Items from a document page collection -
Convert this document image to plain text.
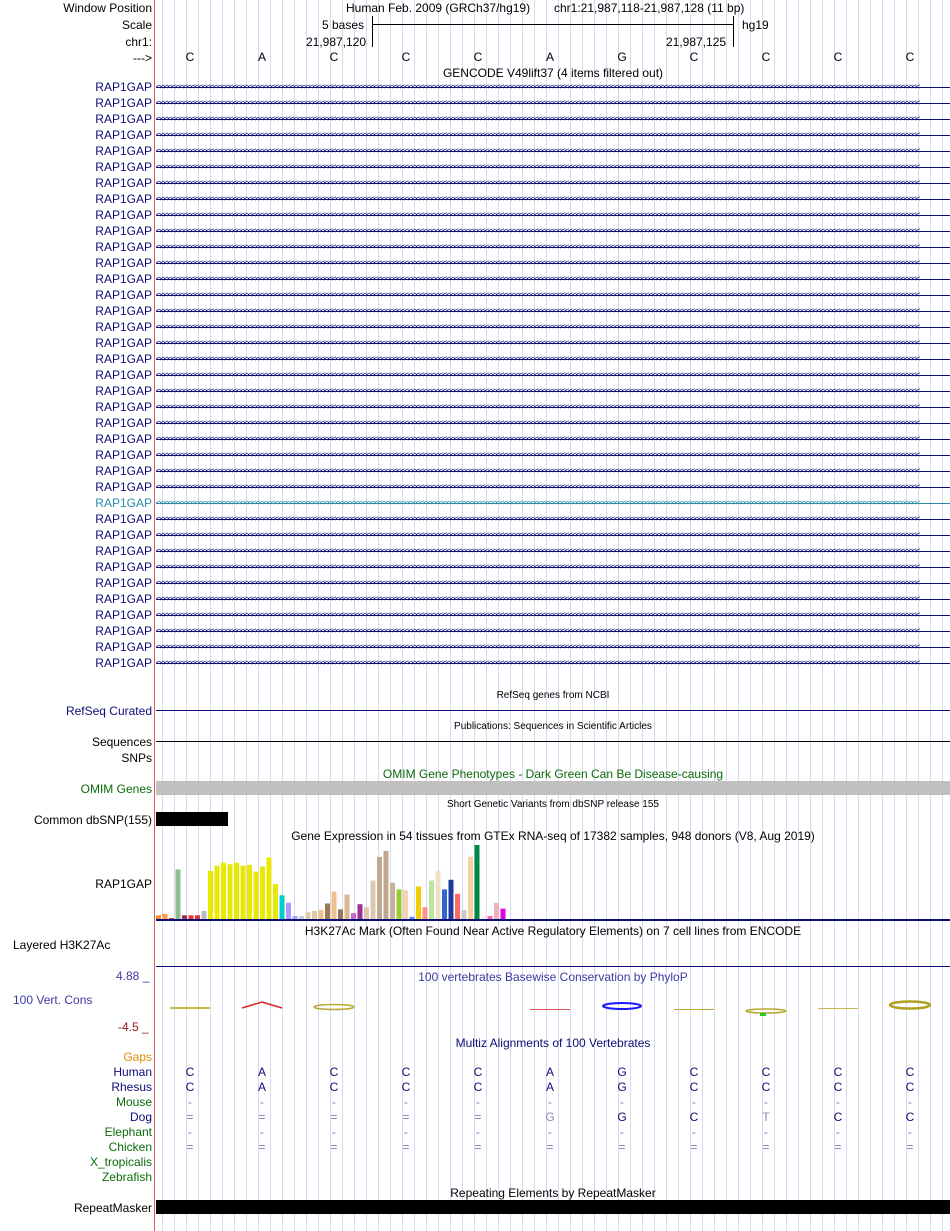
Window Position
Scale
chr1:
--->
Human Feb. 2009 (GRCh37/hg19) chr1:21,987,118-21,987,128 (11 bp)
5 bases	hg19
21,987,120	21,987,125
C	A	C	C	C	A	G	C	C	C	C
GENCODE V49lift37 (4 items filtered out)
RAP1GAP <<<<<<<<<<<<<<<<<<<<<<<<<<<<<<<<<<<<<<<<<<<<<<<<<<<<<<<<<<<<<<<<<<<<<<<<<<<<<<<<<<<<<<<<<<<<<<<<<<<<<<<<<<<<<<<<<<<<<<<<<<<<<<<<<<<<<<<<<<<<<<<<<<<<<<<<<<<<<<<<<<<<<<<<<<<<<<<<<<<<<<<<<<<<<<<<<<<<<<<<
RAP1GAP <<<<<<<<<<<<<<<<<<<<<<<<<<<<<<<<<<<<<<<<<<<<<<<<<<<<<<<<<<<<<<<<<<<<<<<<<<<<<<<<<<<<<<<<<<<<<<<<<<<<<<<<<<<<<<<<<<<<<<<<<<<<<<<<<<<<<<<<<<<<<<<<<<<<<<<<<<<<<<<<<<<<<<<<<<<<<<<<<<<<<<<<<<<<<<<<<<<<<<<<
RAP1GAP <<<<<<<<<<<<<<<<<<<<<<<<<<<<<<<<<<<<<<<<<<<<<<<<<<<<<<<<<<<<<<<<<<<<<<<<<<<<<<<<<<<<<<<<<<<<<<<<<<<<<<<<<<<<<<<<<<<<<<<<<<<<<<<<<<<<<<<<<<<<<<<<<<<<<<<<<<<<<<<<<<<<<<<<<<<<<<<<<<<<<<<<<<<<<<<<<<<<<<<<
RAP1GAP <<<<<<<<<<<<<<<<<<<<<<<<<<<<<<<<<<<<<<<<<<<<<<<<<<<<<<<<<<<<<<<<<<<<<<<<<<<<<<<<<<<<<<<<<<<<<<<<<<<<<<<<<<<<<<<<<<<<<<<<<<<<<<<<<<<<<<<<<<<<<<<<<<<<<<<<<<<<<<<<<<<<<<<<<<<<<<<<<<<<<<<<<<<<<<<<<<<<<<<<
RAP1GAP <<<<<<<<<<<<<<<<<<<<<<<<<<<<<<<<<<<<<<<<<<<<<<<<<<<<<<<<<<<<<<<<<<<<<<<<<<<<<<<<<<<<<<<<<<<<<<<<<<<<<<<<<<<<<<<<<<<<<<<<<<<<<<<<<<<<<<<<<<<<<<<<<<<<<<<<<<<<<<<<<<<<<<<<<<<<<<<<<<<<<<<<<<<<<<<<<<<<<<<<
RAP1GAP <<<<<<<<<<<<<<<<<<<<<<<<<<<<<<<<<<<<<<<<<<<<<<<<<<<<<<<<<<<<<<<<<<<<<<<<<<<<<<<<<<<<<<<<<<<<<<<<<<<<<<<<<<<<<<<<<<<<<<<<<<<<<<<<<<<<<<<<<<<<<<<<<<<<<<<<<<<<<<<<<<<<<<<<<<<<<<<<<<<<<<<<<<<<<<<<<<<<<<<<
RAP1GAP <<<<<<<<<<<<<<<<<<<<<<<<<<<<<<<<<<<<<<<<<<<<<<<<<<<<<<<<<<<<<<<<<<<<<<<<<<<<<<<<<<<<<<<<<<<<<<<<<<<<<<<<<<<<<<<<<<<<<<<<<<<<<<<<<<<<<<<<<<<<<<<<<<<<<<<<<<<<<<<<<<<<<<<<<<<<<<<<<<<<<<<<<<<<<<<<<<<<<<<<
RAP1GAP <<<<<<<<<<<<<<<<<<<<<<<<<<<<<<<<<<<<<<<<<<<<<<<<<<<<<<<<<<<<<<<<<<<<<<<<<<<<<<<<<<<<<<<<<<<<<<<<<<<<<<<<<<<<<<<<<<<<<<<<<<<<<<<<<<<<<<<<<<<<<<<<<<<<<<<<<<<<<<<<<<<<<<<<<<<<<<<<<<<<<<<<<<<<<<<<<<<<<<<<
RAP1GAP <<<<<<<<<<<<<<<<<<<<<<<<<<<<<<<<<<<<<<<<<<<<<<<<<<<<<<<<<<<<<<<<<<<<<<<<<<<<<<<<<<<<<<<<<<<<<<<<<<<<<<<<<<<<<<<<<<<<<<<<<<<<<<<<<<<<<<<<<<<<<<<<<<<<<<<<<<<<<<<<<<<<<<<<<<<<<<<<<<<<<<<<<<<<<<<<<<<<<<<<
RAP1GAP <<<<<<<<<<<<<<<<<<<<<<<<<<<<<<<<<<<<<<<<<<<<<<<<<<<<<<<<<<<<<<<<<<<<<<<<<<<<<<<<<<<<<<<<<<<<<<<<<<<<<<<<<<<<<<<<<<<<<<<<<<<<<<<<<<<<<<<<<<<<<<<<<<<<<<<<<<<<<<<<<<<<<<<<<<<<<<<<<<<<<<<<<<<<<<<<<<<<<<<<
RAP1GAP <<<<<<<<<<<<<<<<<<<<<<<<<<<<<<<<<<<<<<<<<<<<<<<<<<<<<<<<<<<<<<<<<<<<<<<<<<<<<<<<<<<<<<<<<<<<<<<<<<<<<<<<<<<<<<<<<<<<<<<<<<<<<<<<<<<<<<<<<<<<<<<<<<<<<<<<<<<<<<<<<<<<<<<<<<<<<<<<<<<<<<<<<<<<<<<<<<<<<<<<
RAP1GAP <<<<<<<<<<<<<<<<<<<<<<<<<<<<<<<<<<<<<<<<<<<<<<<<<<<<<<<<<<<<<<<<<<<<<<<<<<<<<<<<<<<<<<<<<<<<<<<<<<<<<<<<<<<<<<<<<<<<<<<<<<<<<<<<<<<<<<<<<<<<<<<<<<<<<<<<<<<<<<<<<<<<<<<<<<<<<<<<<<<<<<<<<<<<<<<<<<<<<<<<
RAP1GAP <<<<<<<<<<<<<<<<<<<<<<<<<<<<<<<<<<<<<<<<<<<<<<<<<<<<<<<<<<<<<<<<<<<<<<<<<<<<<<<<<<<<<<<<<<<<<<<<<<<<<<<<<<<<<<<<<<<<<<<<<<<<<<<<<<<<<<<<<<<<<<<<<<<<<<<<<<<<<<<<<<<<<<<<<<<<<<<<<<<<<<<<<<<<<<<<<<<<<<<<
RAP1GAP <<<<<<<<<<<<<<<<<<<<<<<<<<<<<<<<<<<<<<<<<<<<<<<<<<<<<<<<<<<<<<<<<<<<<<<<<<<<<<<<<<<<<<<<<<<<<<<<<<<<<<<<<<<<<<<<<<<<<<<<<<<<<<<<<<<<<<<<<<<<<<<<<<<<<<<<<<<<<<<<<<<<<<<<<<<<<<<<<<<<<<<<<<<<<<<<<<<<<<<<
RAP1GAP <<<<<<<<<<<<<<<<<<<<<<<<<<<<<<<<<<<<<<<<<<<<<<<<<<<<<<<<<<<<<<<<<<<<<<<<<<<<<<<<<<<<<<<<<<<<<<<<<<<<<<<<<<<<<<<<<<<<<<<<<<<<<<<<<<<<<<<<<<<<<<<<<<<<<<<<<<<<<<<<<<<<<<<<<<<<<<<<<<<<<<<<<<<<<<<<<<<<<<<<
RAP1GAP <<<<<<<<<<<<<<<<<<<<<<<<<<<<<<<<<<<<<<<<<<<<<<<<<<<<<<<<<<<<<<<<<<<<<<<<<<<<<<<<<<<<<<<<<<<<<<<<<<<<<<<<<<<<<<<<<<<<<<<<<<<<<<<<<<<<<<<<<<<<<<<<<<<<<<<<<<<<<<<<<<<<<<<<<<<<<<<<<<<<<<<<<<<<<<<<<<<<<<<<
RAP1GAP <<<<<<<<<<<<<<<<<<<<<<<<<<<<<<<<<<<<<<<<<<<<<<<<<<<<<<<<<<<<<<<<<<<<<<<<<<<<<<<<<<<<<<<<<<<<<<<<<<<<<<<<<<<<<<<<<<<<<<<<<<<<<<<<<<<<<<<<<<<<<<<<<<<<<<<<<<<<<<<<<<<<<<<<<<<<<<<<<<<<<<<<<<<<<<<<<<<<<<<<
RAP1GAP <<<<<<<<<<<<<<<<<<<<<<<<<<<<<<<<<<<<<<<<<<<<<<<<<<<<<<<<<<<<<<<<<<<<<<<<<<<<<<<<<<<<<<<<<<<<<<<<<<<<<<<<<<<<<<<<<<<<<<<<<<<<<<<<<<<<<<<<<<<<<<<<<<<<<<<<<<<<<<<<<<<<<<<<<<<<<<<<<<<<<<<<<<<<<<<<<<<<<<<<
RAP1GAP <<<<<<<<<<<<<<<<<<<<<<<<<<<<<<<<<<<<<<<<<<<<<<<<<<<<<<<<<<<<<<<<<<<<<<<<<<<<<<<<<<<<<<<<<<<<<<<<<<<<<<<<<<<<<<<<<<<<<<<<<<<<<<<<<<<<<<<<<<<<<<<<<<<<<<<<<<<<<<<<<<<<<<<<<<<<<<<<<<<<<<<<<<<<<<<<<<<<<<<<
RAP1GAP <<<<<<<<<<<<<<<<<<<<<<<<<<<<<<<<<<<<<<<<<<<<<<<<<<<<<<<<<<<<<<<<<<<<<<<<<<<<<<<<<<<<<<<<<<<<<<<<<<<<<<<<<<<<<<<<<<<<<<<<<<<<<<<<<<<<<<<<<<<<<<<<<<<<<<<<<<<<<<<<<<<<<<<<<<<<<<<<<<<<<<<<<<<<<<<<<<<<<<<<
RAP1GAP <<<<<<<<<<<<<<<<<<<<<<<<<<<<<<<<<<<<<<<<<<<<<<<<<<<<<<<<<<<<<<<<<<<<<<<<<<<<<<<<<<<<<<<<<<<<<<<<<<<<<<<<<<<<<<<<<<<<<<<<<<<<<<<<<<<<<<<<<<<<<<<<<<<<<<<<<<<<<<<<<<<<<<<<<<<<<<<<<<<<<<<<<<<<<<<<<<<<<<<<
RAP1GAP <<<<<<<<<<<<<<<<<<<<<<<<<<<<<<<<<<<<<<<<<<<<<<<<<<<<<<<<<<<<<<<<<<<<<<<<<<<<<<<<<<<<<<<<<<<<<<<<<<<<<<<<<<<<<<<<<<<<<<<<<<<<<<<<<<<<<<<<<<<<<<<<<<<<<<<<<<<<<<<<<<<<<<<<<<<<<<<<<<<<<<<<<<<<<<<<<<<<<<<<
RAP1GAP <<<<<<<<<<<<<<<<<<<<<<<<<<<<<<<<<<<<<<<<<<<<<<<<<<<<<<<<<<<<<<<<<<<<<<<<<<<<<<<<<<<<<<<<<<<<<<<<<<<<<<<<<<<<<<<<<<<<<<<<<<<<<<<<<<<<<<<<<<<<<<<<<<<<<<<<<<<<<<<<<<<<<<<<<<<<<<<<<<<<<<<<<<<<<<<<<<<<<<<<
RAP1GAP <<<<<<<<<<<<<<<<<<<<<<<<<<<<<<<<<<<<<<<<<<<<<<<<<<<<<<<<<<<<<<<<<<<<<<<<<<<<<<<<<<<<<<<<<<<<<<<<<<<<<<<<<<<<<<<<<<<<<<<<<<<<<<<<<<<<<<<<<<<<<<<<<<<<<<<<<<<<<<<<<<<<<<<<<<<<<<<<<<<<<<<<<<<<<<<<<<<<<<<<
RAP1GAP <<<<<<<<<<<<<<<<<<<<<<<<<<<<<<<<<<<<<<<<<<<<<<<<<<<<<<<<<<<<<<<<<<<<<<<<<<<<<<<<<<<<<<<<<<<<<<<<<<<<<<<<<<<<<<<<<<<<<<<<<<<<<<<<<<<<<<<<<<<<<<<<<<<<<<<<<<<<<<<<<<<<<<<<<<<<<<<<<<<<<<<<<<<<<<<<<<<<<<<<
RAP1GAP <<<<<<<<<<<<<<<<<<<<<<<<<<<<<<<<<<<<<<<<<<<<<<<<<<<<<<<<<<<<<<<<<<<<<<<<<<<<<<<<<<<<<<<<<<<<<<<<<<<<<<<<<<<<<<<<<<<<<<<<<<<<<<<<<<<<<<<<<<<<<<<<<<<<<<<<<<<<<<<<<<<<<<<<<<<<<<<<<<<<<<<<<<<<<<<<<<<<<<<<
RAP1GAP <<<<<<<<<<<<<<<<<<<<<<<<<<<<<<<<<<<<<<<<<<<<<<<<<<<<<<<<<<<<<<<<<<<<<<<<<<<<<<<<<<<<<<<<<<<<<<<<<<<<<<<<<<<<<<<<<<<<<<<<<<<<<<<<<<<<<<<<<<<<<<<<<<<<<<<<<<<<<<<<<<<<<<<<<<<<<<<<<<<<<<<<<<<<<<<<<<<<<<<<
RAP1GAP <<<<<<<<<<<<<<<<<<<<<<<<<<<<<<<<<<<<<<<<<<<<<<<<<<<<<<<<<<<<<<<<<<<<<<<<<<<<<<<<<<<<<<<<<<<<<<<<<<<<<<<<<<<<<<<<<<<<<<<<<<<<<<<<<<<<<<<<<<<<<<<<<<<<<<<<<<<<<<<<<<<<<<<<<<<<<<<<<<<<<<<<<<<<<<<<<<<<<<<<
RAP1GAP <<<<<<<<<<<<<<<<<<<<<<<<<<<<<<<<<<<<<<<<<<<<<<<<<<<<<<<<<<<<<<<<<<<<<<<<<<<<<<<<<<<<<<<<<<<<<<<<<<<<<<<<<<<<<<<<<<<<<<<<<<<<<<<<<<<<<<<<<<<<<<<<<<<<<<<<<<<<<<<<<<<<<<<<<<<<<<<<<<<<<<<<<<<<<<<<<<<<<<<<
RAP1GAP <<<<<<<<<<<<<<<<<<<<<<<<<<<<<<<<<<<<<<<<<<<<<<<<<<<<<<<<<<<<<<<<<<<<<<<<<<<<<<<<<<<<<<<<<<<<<<<<<<<<<<<<<<<<<<<<<<<<<<<<<<<<<<<<<<<<<<<<<<<<<<<<<<<<<<<<<<<<<<<<<<<<<<<<<<<<<<<<<<<<<<<<<<<<<<<<<<<<<<<<
RAP1GAP <<<<<<<<<<<<<<<<<<<<<<<<<<<<<<<<<<<<<<<<<<<<<<<<<<<<<<<<<<<<<<<<<<<<<<<<<<<<<<<<<<<<<<<<<<<<<<<<<<<<<<<<<<<<<<<<<<<<<<<<<<<<<<<<<<<<<<<<<<<<<<<<<<<<<<<<<<<<<<<<<<<<<<<<<<<<<<<<<<<<<<<<<<<<<<<<<<<<<<<<
RAP1GAP <<<<<<<<<<<<<<<<<<<<<<<<<<<<<<<<<<<<<<<<<<<<<<<<<<<<<<<<<<<<<<<<<<<<<<<<<<<<<<<<<<<<<<<<<<<<<<<<<<<<<<<<<<<<<<<<<<<<<<<<<<<<<<<<<<<<<<<<<<<<<<<<<<<<<<<<<<<<<<<<<<<<<<<<<<<<<<<<<<<<<<<<<<<<<<<<<<<<<<<<
RAP1GAP <<<<<<<<<<<<<<<<<<<<<<<<<<<<<<<<<<<<<<<<<<<<<<<<<<<<<<<<<<<<<<<<<<<<<<<<<<<<<<<<<<<<<<<<<<<<<<<<<<<<<<<<<<<<<<<<<<<<<<<<<<<<<<<<<<<<<<<<<<<<<<<<<<<<<<<<<<<<<<<<<<<<<<<<<<<<<<<<<<<<<<<<<<<<<<<<<<<<<<<<
RAP1GAP <<<<<<<<<<<<<<<<<<<<<<<<<<<<<<<<<<<<<<<<<<<<<<<<<<<<<<<<<<<<<<<<<<<<<<<<<<<<<<<<<<<<<<<<<<<<<<<<<<<<<<<<<<<<<<<<<<<<<<<<<<<<<<<<<<<<<<<<<<<<<<<<<<<<<<<<<<<<<<<<<<<<<<<<<<<<<<<<<<<<<<<<<<<<<<<<<<<<<<<<
RAP1GAP <<<<<<<<<<<<<<<<<<<<<<<<<<<<<<<<<<<<<<<<<<<<<<<<<<<<<<<<<<<<<<<<<<<<<<<<<<<<<<<<<<<<<<<<<<<<<<<<<<<<<<<<<<<<<<<<<<<<<<<<<<<<<<<<<<<<<<<<<<<<<<<<<<<<<<<<<<<<<<<<<<<<<<<<<<<<<<<<<<<<<<<<<<<<<<<<<<<<<<<<
RAP1GAP <<<<<<<<<<<<<<<<<<<<<<<<<<<<<<<<<<<<<<<<<<<<<<<<<<<<<<<<<<<<<<<<<<<<<<<<<<<<<<<<<<<<<<<<<<<<<<<<<<<<<<<<<<<<<<<<<<<<<<<<<<<<<<<<<<<<<<<<<<<<<<<<<<<<<<<<<<<<<<<<<<<<<<<<<<<<<<<<<<<<<<<<<<<<<<<<<<<<<<<<
RAP1GAP <<<<<<<<<<<<<<<<<<<<<<<<<<<<<<<<<<<<<<<<<<<<<<<<<<<<<<<<<<<<<<<<<<<<<<<<<<<<<<<<<<<<<<<<<<<<<<<<<<<<<<<<<<<<<<<<<<<<<<<<<<<<<<<<<<<<<<<<<<<<<<<<<<<<<<<<<<<<<<<<<<<<<<<<<<<<<<<<<<<<<<<<<<<<<<<<<<<<<<<<
RefSeq genes from NCBI
RefSeq Curated
Publications: Sequences in Scientific Articles
Sequences
SNPs
OMIM Gene Phenotypes - Dark Green Can Be Disease-causing
OMIM Genes
Short Genetic Variants from dbSNP release 155
Common dbSNP(155)
Gene Expression in 54 tissues from GTEx RNA-seq of 17382 samples, 948 donors (V8, Aug 2019)
RAP1GAP
H3K27Ac Mark (Often Found Near Active Regulatory Elements) on 7 cell lines from ENCODE
Layered H3K27Ac
100 vertebrates Basewise Conservation by PhyloP
4.88 _
100 Vert. Cons
-4.5 _
Multiz Alignments of 100 Vertebrates
Gaps
Human	C	A	C	C	C	A	G	C	C	C	C
Rhesus	C	A	C	C	C	A	G	C	C	C	C
Mouse	-	-	-	-	-	-	-	-	-	-	-
Dog	=	=	=	=	=	G	G	C	T	C	C
Elephant	-	-	-	-	-	-	-	-	-	-	-
Chicken	=	=	=	=	=	=	=	=	=	=	=
X_tropicalis
Zebrafish
Repeating Elements by RepeatMasker
RepeatMasker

What to work on - Only lines with the word "Sequences" are wanted, so copy each one from the records.

Finished task -
Publications: Sequences in Scientific Articles
Sequences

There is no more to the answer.